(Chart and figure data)
______
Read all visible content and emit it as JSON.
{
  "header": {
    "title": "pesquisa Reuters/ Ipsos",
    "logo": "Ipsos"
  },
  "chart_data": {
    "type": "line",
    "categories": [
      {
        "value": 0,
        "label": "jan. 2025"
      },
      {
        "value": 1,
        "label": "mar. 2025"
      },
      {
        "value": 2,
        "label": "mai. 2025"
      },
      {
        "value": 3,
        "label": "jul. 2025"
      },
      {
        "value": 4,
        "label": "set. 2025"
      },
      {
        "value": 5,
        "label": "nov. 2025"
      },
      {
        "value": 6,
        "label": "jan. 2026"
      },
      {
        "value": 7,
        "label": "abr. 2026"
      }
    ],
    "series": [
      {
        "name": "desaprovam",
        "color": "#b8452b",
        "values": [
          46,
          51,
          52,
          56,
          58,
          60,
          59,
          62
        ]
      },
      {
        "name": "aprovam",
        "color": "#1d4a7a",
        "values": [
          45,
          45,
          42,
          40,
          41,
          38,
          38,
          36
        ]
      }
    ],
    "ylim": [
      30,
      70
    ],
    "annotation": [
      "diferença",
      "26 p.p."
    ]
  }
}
______
For the listing above, identify each line bearing "Ipsos".

    "title": "pesquisa Reuters/ Ipsos",
    "logo": "Ipsos"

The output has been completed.